**WRITTEN REQUEST:**
Give only the number of lines in the records below that contain the word "Georg".

____

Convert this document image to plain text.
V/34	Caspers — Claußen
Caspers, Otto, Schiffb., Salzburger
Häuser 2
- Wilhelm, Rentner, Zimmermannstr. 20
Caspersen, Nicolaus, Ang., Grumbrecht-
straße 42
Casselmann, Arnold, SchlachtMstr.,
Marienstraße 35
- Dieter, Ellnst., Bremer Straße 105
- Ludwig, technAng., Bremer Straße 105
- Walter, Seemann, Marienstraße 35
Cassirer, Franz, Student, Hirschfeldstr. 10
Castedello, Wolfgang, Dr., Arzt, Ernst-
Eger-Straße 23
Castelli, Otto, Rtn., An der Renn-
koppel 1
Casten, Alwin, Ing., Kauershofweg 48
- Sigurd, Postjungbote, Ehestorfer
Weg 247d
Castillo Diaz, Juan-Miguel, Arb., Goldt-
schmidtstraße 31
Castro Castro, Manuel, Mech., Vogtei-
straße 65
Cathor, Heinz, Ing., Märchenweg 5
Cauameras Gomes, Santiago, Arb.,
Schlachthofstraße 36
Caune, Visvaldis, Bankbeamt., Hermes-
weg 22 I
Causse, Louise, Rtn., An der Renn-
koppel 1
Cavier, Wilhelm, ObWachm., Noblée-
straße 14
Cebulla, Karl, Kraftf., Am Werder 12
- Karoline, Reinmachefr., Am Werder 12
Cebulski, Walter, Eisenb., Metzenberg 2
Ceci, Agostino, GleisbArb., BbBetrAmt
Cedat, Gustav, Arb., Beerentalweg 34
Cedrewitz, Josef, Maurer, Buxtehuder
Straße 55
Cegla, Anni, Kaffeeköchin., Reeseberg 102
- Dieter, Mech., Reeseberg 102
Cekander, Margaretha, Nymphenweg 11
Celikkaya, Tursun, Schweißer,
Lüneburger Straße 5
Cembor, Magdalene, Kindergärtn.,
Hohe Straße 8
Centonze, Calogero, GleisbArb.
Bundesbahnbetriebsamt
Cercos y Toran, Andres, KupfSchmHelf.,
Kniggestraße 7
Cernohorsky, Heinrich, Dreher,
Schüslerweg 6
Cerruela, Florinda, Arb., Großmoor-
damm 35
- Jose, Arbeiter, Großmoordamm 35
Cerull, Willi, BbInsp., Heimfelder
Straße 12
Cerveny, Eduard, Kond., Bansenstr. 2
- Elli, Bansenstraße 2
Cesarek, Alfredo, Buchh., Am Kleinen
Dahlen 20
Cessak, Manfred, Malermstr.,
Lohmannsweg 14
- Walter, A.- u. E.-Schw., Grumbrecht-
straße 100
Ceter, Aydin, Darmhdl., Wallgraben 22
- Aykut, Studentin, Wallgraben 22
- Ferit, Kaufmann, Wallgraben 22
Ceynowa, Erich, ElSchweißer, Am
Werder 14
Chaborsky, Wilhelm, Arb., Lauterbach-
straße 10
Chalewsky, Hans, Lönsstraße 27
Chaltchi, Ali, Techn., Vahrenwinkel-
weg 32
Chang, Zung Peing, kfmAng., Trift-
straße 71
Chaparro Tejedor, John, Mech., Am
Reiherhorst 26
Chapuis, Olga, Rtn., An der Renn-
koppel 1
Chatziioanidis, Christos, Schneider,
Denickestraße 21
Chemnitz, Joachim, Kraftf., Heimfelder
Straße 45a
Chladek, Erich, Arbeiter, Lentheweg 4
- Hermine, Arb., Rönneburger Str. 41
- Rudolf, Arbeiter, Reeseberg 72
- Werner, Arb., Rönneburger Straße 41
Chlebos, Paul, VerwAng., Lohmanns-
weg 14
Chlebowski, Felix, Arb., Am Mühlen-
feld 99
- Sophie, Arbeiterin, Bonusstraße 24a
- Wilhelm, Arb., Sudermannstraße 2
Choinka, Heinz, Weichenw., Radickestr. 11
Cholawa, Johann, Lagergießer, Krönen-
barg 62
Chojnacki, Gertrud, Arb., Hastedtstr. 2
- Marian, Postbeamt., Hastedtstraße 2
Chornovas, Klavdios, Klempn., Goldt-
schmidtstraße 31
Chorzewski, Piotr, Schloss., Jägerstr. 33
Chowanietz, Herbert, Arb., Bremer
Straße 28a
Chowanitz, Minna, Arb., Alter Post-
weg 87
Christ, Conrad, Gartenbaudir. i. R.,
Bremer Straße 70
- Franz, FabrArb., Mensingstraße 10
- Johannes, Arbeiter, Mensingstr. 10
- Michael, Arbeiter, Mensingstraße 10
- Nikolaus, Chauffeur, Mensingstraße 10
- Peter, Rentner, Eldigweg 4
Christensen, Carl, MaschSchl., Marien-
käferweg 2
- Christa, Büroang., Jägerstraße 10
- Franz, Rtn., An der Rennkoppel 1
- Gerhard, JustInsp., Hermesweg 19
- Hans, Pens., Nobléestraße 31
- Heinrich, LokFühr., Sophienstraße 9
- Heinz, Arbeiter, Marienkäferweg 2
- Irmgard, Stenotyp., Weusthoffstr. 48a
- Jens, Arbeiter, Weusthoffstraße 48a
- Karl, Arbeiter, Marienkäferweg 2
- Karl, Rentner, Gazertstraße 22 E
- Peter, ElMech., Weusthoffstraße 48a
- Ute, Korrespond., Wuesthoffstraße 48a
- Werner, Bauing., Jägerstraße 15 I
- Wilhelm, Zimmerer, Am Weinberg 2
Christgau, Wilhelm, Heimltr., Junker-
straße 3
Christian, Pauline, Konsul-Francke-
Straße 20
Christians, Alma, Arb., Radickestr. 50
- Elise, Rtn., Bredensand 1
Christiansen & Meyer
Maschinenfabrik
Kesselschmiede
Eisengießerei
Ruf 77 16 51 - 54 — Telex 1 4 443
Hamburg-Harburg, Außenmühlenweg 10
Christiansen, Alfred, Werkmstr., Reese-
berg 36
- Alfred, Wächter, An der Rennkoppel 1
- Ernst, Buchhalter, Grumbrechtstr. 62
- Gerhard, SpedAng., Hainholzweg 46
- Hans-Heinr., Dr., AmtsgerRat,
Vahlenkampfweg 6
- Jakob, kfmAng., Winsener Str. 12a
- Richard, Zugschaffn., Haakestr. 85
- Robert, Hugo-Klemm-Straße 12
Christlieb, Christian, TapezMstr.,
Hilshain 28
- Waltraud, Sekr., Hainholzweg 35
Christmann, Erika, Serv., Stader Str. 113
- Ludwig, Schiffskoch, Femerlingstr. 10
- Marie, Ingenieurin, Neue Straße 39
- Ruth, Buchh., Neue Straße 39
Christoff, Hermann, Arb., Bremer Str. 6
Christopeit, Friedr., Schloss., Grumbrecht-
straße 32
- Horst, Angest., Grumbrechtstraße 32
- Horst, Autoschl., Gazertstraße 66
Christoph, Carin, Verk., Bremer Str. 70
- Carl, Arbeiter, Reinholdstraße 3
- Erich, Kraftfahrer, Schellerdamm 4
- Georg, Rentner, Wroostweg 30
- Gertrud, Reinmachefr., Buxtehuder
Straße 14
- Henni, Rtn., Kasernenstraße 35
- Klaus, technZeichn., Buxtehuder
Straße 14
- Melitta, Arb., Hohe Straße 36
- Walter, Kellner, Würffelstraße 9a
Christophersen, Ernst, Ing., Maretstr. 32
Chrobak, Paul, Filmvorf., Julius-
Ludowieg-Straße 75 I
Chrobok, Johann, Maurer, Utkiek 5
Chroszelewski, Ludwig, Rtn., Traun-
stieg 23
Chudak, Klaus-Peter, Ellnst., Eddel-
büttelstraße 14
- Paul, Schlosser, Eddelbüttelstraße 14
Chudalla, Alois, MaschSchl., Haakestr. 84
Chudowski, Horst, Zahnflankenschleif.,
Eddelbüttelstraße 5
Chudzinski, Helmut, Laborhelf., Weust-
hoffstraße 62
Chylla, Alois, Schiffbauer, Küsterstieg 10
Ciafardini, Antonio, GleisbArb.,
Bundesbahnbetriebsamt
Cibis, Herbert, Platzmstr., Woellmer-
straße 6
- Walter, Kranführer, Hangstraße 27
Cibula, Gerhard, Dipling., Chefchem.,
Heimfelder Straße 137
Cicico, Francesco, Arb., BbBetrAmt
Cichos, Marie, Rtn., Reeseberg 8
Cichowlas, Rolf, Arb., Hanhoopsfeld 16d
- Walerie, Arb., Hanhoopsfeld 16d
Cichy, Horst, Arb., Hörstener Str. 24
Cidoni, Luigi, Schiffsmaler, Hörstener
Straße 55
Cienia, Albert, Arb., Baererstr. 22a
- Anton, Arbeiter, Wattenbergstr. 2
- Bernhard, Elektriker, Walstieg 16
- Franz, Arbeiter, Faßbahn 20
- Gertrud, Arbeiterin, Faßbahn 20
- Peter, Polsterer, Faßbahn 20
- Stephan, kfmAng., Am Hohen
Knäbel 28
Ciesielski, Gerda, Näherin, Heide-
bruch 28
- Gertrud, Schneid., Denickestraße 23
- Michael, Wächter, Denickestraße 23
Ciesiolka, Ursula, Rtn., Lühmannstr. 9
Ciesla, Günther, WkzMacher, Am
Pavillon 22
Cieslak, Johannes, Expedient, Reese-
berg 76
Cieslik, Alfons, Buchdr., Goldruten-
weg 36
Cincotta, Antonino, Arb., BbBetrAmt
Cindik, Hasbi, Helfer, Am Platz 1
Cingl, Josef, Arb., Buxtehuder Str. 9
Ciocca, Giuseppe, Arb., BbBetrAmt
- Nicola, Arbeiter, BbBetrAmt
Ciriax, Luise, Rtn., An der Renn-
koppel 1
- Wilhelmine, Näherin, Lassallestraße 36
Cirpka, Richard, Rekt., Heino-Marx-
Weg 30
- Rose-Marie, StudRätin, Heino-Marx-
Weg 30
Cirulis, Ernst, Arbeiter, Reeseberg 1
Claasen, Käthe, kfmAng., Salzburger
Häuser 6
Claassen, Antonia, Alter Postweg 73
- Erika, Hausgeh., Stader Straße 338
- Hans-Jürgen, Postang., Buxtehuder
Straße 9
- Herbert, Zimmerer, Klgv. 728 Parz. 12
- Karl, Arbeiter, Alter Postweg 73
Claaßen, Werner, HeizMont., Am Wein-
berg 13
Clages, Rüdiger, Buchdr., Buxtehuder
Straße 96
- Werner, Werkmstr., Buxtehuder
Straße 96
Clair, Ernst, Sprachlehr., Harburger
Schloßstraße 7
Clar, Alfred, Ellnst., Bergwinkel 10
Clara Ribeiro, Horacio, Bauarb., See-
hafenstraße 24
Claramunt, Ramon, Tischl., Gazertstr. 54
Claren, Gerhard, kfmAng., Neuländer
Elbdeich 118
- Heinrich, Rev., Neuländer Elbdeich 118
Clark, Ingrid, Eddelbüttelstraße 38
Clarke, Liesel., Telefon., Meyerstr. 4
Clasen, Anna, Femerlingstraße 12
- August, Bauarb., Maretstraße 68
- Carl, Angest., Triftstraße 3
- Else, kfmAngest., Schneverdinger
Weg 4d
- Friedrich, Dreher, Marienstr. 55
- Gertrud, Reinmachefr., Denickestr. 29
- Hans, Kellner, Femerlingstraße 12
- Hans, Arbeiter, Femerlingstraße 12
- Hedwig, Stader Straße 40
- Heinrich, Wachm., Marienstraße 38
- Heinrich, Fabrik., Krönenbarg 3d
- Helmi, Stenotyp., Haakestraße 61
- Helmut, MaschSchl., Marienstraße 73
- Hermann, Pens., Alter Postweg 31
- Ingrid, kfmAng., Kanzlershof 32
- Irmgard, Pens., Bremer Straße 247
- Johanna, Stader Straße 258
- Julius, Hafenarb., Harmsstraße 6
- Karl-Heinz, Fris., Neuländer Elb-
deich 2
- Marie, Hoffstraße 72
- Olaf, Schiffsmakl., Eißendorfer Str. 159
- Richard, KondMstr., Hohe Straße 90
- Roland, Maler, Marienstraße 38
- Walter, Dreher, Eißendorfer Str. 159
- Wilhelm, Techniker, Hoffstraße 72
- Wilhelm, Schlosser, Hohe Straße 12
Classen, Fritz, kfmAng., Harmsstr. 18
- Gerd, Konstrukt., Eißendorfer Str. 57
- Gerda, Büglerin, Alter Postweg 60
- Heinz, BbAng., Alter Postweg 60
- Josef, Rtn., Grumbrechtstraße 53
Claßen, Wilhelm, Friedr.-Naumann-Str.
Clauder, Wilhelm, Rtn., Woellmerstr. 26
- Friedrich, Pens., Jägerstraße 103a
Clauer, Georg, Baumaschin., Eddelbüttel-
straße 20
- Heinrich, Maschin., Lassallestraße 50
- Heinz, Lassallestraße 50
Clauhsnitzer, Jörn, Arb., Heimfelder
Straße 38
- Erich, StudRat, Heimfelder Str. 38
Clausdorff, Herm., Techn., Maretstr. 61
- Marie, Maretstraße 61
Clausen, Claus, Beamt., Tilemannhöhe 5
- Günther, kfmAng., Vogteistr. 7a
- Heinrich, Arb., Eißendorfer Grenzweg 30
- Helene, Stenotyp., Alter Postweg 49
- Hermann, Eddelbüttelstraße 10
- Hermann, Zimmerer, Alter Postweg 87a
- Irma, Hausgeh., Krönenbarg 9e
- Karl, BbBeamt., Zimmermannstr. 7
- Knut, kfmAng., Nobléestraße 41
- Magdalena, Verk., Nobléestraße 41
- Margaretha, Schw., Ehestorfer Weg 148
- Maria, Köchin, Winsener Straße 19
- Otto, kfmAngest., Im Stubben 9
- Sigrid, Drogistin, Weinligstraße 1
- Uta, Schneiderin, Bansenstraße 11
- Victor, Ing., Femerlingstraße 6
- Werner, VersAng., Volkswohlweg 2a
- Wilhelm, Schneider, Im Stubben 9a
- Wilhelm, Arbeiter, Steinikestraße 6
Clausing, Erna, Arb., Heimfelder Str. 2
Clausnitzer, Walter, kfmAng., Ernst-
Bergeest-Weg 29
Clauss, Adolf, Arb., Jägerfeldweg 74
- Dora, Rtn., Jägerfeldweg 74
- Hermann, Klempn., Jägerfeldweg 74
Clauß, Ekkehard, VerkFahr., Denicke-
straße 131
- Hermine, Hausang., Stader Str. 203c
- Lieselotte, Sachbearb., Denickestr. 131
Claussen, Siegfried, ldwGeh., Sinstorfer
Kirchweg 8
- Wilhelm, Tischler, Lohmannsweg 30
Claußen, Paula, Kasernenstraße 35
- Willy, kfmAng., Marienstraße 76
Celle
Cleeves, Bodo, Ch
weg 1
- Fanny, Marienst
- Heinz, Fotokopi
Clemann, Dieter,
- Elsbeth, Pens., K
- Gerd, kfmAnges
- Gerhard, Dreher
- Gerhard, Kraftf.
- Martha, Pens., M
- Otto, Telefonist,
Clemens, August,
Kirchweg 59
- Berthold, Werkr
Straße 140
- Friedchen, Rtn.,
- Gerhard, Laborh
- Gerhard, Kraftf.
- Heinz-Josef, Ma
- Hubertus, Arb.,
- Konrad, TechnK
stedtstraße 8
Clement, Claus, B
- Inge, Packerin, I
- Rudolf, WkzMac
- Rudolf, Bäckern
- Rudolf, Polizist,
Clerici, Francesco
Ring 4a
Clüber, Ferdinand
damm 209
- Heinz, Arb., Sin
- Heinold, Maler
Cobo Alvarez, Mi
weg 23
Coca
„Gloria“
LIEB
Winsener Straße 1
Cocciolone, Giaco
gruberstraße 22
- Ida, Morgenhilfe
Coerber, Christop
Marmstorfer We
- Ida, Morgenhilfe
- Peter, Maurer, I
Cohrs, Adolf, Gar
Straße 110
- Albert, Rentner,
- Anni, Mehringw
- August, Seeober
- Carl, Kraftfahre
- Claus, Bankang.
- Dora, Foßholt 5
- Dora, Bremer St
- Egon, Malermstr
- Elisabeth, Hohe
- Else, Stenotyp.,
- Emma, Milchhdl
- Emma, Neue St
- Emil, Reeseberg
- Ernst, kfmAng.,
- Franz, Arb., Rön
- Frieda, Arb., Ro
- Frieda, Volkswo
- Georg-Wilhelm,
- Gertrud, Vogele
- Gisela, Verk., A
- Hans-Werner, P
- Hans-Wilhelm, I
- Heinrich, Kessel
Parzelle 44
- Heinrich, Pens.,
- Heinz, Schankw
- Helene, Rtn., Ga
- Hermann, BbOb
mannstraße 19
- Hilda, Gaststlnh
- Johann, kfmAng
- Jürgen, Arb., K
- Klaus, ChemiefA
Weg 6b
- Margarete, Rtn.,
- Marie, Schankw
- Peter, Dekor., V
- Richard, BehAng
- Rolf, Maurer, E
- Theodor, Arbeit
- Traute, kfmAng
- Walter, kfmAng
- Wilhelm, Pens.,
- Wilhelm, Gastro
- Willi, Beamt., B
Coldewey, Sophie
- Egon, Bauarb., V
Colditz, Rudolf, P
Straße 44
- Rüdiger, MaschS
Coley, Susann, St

____

**COMPLETE OUTPUT:**
3